**Written request**
Where a line holds the word "Operacional", copy that line.

┏━━

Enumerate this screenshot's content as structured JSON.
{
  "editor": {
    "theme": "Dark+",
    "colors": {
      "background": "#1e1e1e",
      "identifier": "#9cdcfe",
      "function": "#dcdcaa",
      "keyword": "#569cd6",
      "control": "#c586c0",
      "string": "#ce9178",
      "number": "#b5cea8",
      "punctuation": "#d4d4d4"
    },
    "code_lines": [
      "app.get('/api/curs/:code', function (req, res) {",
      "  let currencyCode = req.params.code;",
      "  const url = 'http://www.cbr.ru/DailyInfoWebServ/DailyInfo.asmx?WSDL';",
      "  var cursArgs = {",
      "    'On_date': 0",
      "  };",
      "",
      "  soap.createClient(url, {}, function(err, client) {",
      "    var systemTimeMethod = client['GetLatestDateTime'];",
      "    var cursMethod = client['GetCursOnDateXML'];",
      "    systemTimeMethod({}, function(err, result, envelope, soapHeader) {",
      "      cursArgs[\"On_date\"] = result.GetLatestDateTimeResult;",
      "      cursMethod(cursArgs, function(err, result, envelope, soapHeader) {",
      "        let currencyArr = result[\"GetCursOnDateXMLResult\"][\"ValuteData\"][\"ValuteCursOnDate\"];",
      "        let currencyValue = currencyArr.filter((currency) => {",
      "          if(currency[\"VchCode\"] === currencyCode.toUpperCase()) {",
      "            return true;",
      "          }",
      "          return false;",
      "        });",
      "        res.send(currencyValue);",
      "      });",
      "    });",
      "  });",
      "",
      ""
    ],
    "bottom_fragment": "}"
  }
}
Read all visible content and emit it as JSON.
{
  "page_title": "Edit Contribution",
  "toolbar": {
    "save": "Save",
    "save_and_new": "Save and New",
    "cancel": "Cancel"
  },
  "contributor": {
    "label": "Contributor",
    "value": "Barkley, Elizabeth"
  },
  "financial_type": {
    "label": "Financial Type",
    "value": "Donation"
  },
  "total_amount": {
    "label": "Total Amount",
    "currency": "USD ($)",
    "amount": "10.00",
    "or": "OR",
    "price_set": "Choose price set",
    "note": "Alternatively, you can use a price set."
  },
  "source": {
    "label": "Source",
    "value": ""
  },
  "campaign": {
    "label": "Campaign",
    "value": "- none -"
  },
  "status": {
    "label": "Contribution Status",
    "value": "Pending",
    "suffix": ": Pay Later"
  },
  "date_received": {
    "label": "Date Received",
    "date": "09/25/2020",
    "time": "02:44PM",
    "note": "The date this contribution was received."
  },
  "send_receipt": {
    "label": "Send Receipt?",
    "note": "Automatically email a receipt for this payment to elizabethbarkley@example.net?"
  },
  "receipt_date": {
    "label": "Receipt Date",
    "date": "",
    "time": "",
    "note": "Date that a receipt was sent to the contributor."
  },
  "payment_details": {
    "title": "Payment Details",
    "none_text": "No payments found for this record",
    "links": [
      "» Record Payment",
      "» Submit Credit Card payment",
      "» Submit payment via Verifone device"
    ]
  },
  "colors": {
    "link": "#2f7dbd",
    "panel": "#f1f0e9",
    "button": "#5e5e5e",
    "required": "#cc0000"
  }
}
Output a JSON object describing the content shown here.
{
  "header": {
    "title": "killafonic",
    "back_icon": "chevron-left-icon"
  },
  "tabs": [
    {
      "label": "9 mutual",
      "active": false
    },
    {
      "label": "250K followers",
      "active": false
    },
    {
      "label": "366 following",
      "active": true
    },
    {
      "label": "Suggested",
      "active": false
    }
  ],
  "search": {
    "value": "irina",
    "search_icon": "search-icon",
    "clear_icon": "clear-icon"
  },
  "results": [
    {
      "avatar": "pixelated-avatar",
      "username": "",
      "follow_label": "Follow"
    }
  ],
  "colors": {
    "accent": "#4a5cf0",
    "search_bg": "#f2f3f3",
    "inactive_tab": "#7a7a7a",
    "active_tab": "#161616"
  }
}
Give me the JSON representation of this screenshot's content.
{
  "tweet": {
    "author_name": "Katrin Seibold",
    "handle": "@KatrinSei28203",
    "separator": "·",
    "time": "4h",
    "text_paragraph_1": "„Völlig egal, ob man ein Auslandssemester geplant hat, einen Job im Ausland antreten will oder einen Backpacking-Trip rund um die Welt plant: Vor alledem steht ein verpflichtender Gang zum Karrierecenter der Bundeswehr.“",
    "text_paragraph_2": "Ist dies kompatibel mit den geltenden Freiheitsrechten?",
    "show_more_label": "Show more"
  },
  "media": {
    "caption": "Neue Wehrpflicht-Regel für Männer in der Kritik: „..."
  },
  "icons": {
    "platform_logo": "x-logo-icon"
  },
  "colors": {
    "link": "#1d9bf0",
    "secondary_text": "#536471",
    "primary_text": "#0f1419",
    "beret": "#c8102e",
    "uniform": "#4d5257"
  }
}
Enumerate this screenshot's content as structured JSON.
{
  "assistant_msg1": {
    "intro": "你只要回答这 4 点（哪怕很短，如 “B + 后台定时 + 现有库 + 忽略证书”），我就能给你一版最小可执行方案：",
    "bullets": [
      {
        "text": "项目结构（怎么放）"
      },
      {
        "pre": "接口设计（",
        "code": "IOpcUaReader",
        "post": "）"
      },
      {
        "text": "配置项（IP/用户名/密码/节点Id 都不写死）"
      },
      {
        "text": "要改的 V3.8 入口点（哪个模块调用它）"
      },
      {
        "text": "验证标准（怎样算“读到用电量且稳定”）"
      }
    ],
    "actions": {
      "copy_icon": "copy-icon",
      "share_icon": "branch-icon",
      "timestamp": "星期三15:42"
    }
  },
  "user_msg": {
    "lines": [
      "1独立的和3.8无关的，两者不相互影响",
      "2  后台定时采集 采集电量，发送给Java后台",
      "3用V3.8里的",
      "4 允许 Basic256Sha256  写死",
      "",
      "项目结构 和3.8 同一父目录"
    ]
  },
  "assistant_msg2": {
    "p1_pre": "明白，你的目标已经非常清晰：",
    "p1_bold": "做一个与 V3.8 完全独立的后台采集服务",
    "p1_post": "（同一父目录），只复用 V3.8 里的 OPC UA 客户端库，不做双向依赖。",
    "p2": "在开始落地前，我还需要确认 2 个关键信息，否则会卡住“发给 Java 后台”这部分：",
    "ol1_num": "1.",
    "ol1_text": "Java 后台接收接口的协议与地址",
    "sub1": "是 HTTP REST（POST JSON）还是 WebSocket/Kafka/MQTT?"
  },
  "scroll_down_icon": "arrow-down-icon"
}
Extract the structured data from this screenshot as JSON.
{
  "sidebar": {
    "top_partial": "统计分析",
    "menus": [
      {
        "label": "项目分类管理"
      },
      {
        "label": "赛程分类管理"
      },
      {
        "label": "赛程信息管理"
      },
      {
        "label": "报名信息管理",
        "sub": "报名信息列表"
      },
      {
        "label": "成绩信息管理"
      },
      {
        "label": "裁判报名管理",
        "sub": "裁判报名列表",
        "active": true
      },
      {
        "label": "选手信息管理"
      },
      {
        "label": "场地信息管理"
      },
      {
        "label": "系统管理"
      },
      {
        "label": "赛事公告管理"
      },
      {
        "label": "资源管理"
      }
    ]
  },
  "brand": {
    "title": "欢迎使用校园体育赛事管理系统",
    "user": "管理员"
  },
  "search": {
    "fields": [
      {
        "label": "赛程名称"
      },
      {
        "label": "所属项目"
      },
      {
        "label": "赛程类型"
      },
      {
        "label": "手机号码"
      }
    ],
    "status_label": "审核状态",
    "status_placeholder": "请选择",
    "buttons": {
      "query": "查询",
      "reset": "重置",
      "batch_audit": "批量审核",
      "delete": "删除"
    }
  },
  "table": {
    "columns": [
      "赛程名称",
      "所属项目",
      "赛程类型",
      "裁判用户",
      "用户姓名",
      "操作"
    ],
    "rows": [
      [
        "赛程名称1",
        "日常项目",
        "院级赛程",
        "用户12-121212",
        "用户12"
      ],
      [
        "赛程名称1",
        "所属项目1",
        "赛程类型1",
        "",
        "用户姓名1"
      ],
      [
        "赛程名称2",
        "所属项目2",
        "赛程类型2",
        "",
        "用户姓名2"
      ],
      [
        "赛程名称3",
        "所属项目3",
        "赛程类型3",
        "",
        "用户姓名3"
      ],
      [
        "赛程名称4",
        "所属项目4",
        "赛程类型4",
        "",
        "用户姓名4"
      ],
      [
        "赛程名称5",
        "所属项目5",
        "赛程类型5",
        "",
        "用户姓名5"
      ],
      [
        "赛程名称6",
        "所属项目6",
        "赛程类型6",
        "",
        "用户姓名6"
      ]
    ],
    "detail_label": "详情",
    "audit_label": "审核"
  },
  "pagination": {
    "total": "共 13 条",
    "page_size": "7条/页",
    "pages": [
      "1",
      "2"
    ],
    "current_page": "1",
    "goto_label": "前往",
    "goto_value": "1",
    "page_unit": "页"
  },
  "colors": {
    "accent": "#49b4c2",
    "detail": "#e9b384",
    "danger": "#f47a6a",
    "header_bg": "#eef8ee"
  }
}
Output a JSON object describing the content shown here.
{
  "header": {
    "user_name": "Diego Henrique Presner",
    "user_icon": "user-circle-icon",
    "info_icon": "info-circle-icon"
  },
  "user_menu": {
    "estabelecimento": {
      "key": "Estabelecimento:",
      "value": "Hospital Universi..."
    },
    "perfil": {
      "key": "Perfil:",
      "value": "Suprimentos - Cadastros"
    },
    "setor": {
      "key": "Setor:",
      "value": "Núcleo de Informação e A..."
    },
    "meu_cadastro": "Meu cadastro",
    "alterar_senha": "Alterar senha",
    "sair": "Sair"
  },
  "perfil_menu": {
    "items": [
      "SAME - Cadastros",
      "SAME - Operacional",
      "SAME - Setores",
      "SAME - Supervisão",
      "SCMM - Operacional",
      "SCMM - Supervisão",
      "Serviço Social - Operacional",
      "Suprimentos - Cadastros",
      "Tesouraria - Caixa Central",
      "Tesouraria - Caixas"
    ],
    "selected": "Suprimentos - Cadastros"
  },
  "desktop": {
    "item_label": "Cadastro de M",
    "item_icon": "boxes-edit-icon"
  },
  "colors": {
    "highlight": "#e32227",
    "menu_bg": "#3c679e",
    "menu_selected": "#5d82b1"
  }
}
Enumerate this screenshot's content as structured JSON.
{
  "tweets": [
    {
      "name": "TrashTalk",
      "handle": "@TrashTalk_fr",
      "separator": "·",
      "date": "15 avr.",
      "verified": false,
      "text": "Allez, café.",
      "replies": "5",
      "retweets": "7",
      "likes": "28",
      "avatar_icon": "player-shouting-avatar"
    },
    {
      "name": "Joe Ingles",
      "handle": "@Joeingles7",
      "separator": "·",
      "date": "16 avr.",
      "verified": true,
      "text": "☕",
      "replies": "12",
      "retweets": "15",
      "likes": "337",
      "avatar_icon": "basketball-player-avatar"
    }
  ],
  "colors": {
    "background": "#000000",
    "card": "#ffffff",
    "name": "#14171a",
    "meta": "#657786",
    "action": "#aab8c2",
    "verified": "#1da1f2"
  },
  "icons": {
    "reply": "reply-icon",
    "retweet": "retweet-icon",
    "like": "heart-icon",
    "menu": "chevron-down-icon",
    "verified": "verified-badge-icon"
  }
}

┗━━

**Exercise result**
      "SAME - Operacional",
      "SCMM - Operacional",
      "Serviço Social - Operacional",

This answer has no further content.